## WHAT IS REQUIRED:
Write out every entry exactly as it stands.

** Begin DATA LISTING **

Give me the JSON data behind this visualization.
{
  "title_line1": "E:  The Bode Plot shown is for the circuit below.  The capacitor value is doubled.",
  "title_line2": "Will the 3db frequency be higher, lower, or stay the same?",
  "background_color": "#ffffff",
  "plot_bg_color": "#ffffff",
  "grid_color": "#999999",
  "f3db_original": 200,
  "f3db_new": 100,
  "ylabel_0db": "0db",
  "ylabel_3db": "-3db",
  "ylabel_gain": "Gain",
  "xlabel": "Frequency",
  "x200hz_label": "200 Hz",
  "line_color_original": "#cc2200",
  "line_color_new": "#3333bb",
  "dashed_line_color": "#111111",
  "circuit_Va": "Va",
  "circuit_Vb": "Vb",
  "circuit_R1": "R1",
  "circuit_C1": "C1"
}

** End DATA LISTING **

## TASK RESULT:
Give me the JSON data behind this visualization.
{
  "title_line1": "E:  The Bode Plot shown is for the circuit below.  The capacitor value is doubled.",
  "title_line2": "Will the 3db frequency be higher, lower, or stay the same?",
  "background_color": "#ffffff",
  "plot_bg_color": "#ffffff",
  "grid_color": "#999999",
  "f3db_original": 200,
  "f3db_new": 100,
  "ylabel_0db": "0db",
  "ylabel_3db": "-3db",
  "ylabel_gain": "Gain",
  "xlabel": "Frequency",
  "x200hz_label": "200 Hz",
  "line_color_original": "#cc2200",
  "line_color_new": "#3333bb",
  "dashed_line_color": "#111111",
  "circuit_Va": "Va",
  "circuit_Vb": "Vb",
  "circuit_R1": "R1",
  "circuit_C1": "C1"
}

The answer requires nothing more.